[start of PASSAGE TO READ]
5. The container as claimed in claim 1, wherein the aluminum alloy for said filler inlay is AlMgSil.
6. The container as claimed in claim 1, wherein the aluminum alloy for said container is AlMgSil.
7. The container as claimed in claim 2, wherein the outermost coil and the inner coils are constituted of the same material.
Description
BACKGROUND OF THE INVENTION

1. Field of the Invention

The present invention relates to a gas container, and more particularly to a liquid gas container such as; for instance, a propane gas container for domestic and industrial uses.

2. Discussion of the Prior Art

Liquid gas containers, and particularly propane gas cylinders, are employed in many applications in the household, commerce and industry such as, for instance, as fuel gas supply containers. Gas containers of that type are frequently exposed to the dangers of explosion, particularly if a gas-air mixture has been formed within the container and/or upon the occurrence of sudden overheating.

SUMMARY OF THE INVENTION

Accordingly, it is an object of the present invention to provide a gas container of the type described, in which container is simple in construction, and can be economically manufactured while being assuredly protected against dangers resulting from the occurrence and propagation of flames and explosions.
[end of PASSAGE TO READ]
■ DIRECTION 1
Give the lines of the listing as a numbered list, starting at the first line and ending at the line that contains "bar [195,726,202,735]", both included, with blank lines left out.
[start of STORED DATA]
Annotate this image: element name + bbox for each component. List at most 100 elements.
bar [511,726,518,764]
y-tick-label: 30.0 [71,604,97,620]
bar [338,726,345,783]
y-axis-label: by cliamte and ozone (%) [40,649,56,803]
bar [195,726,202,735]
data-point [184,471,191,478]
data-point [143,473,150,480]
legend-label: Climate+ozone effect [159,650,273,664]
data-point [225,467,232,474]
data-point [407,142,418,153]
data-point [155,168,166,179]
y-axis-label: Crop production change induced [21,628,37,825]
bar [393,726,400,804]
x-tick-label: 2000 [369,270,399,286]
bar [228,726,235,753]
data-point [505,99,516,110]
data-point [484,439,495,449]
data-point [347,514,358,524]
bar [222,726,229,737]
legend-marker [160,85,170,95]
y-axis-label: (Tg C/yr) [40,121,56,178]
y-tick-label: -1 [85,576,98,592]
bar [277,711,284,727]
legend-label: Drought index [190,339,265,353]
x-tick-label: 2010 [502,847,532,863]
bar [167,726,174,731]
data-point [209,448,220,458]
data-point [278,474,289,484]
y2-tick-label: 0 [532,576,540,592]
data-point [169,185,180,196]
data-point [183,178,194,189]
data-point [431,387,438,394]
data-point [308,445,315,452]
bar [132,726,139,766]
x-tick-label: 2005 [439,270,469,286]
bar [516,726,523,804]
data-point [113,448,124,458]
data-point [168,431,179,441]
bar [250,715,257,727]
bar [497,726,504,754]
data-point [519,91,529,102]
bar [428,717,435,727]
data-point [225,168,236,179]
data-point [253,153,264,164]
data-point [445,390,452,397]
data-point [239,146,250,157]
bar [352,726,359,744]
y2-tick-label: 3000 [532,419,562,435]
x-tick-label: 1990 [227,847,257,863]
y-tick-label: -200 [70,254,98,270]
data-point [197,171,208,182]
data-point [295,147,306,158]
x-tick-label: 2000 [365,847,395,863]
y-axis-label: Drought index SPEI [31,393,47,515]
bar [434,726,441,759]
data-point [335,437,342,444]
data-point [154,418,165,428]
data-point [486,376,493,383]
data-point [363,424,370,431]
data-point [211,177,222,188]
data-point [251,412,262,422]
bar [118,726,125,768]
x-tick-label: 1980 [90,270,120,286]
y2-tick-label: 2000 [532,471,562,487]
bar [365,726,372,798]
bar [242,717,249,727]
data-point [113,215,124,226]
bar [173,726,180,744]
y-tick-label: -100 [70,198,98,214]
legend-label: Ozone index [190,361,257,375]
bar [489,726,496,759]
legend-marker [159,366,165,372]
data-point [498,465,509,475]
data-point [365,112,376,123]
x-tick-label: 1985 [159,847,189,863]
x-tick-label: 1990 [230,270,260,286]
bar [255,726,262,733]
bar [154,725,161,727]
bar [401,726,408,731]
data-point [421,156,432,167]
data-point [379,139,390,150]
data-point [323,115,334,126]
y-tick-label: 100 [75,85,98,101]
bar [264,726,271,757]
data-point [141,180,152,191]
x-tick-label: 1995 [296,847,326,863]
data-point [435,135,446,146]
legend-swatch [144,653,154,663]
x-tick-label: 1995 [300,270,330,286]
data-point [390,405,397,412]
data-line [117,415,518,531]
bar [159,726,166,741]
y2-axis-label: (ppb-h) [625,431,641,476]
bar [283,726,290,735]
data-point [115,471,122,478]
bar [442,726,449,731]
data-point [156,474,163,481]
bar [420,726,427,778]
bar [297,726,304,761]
[end of STORED DATA]
■ DIRECTION 2
Retype the passage of the gas container description starting at "7. The container" and ending at "and industrial uses.".

■ WRITTEN REPLY 1
1. Annotate this image: element name + bbox for each component. List at most 100 elements.
2. bar [511,726,518,764]
3. y-tick-label: 30.0 [71,604,97,620]
4. bar [338,726,345,783]
5. y-axis-label: by cliamte and ozone (%) [40,649,56,803]
6. bar [195,726,202,735]

■ WRITTEN REPLY 2
7. The container as claimed in claim 2, wherein the outermost coil and the inner coils are constituted of the same material.
Description
BACKGROUND OF THE INVENTION

1. Field of the Invention

The present invention relates to a gas container, and more particularly to a liquid gas container such as; for instance, a propane gas container for domestic and industrial uses.